Below are entries. Pull out all lines containing "name".

----

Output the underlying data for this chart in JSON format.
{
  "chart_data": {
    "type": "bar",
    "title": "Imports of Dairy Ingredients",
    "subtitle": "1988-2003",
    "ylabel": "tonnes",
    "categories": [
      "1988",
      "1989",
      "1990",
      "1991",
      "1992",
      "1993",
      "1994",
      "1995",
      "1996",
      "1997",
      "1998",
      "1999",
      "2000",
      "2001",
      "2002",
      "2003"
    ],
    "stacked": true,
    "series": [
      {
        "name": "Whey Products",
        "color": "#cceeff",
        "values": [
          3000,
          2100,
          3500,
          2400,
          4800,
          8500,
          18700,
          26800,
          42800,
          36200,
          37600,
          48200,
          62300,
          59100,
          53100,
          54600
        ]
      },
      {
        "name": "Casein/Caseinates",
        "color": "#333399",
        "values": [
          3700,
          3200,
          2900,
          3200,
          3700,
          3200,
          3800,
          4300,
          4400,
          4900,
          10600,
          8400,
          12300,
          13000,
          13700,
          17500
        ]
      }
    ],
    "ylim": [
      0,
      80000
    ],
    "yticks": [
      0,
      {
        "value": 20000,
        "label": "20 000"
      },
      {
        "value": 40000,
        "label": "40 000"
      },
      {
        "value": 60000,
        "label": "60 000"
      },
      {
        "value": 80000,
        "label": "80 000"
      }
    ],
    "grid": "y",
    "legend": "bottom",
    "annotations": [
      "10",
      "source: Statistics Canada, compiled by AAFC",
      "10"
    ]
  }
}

----

> _OUTPUT FOR THIS TASK_
        "name": "Whey Products",
        "name": "Casein/Caseinates",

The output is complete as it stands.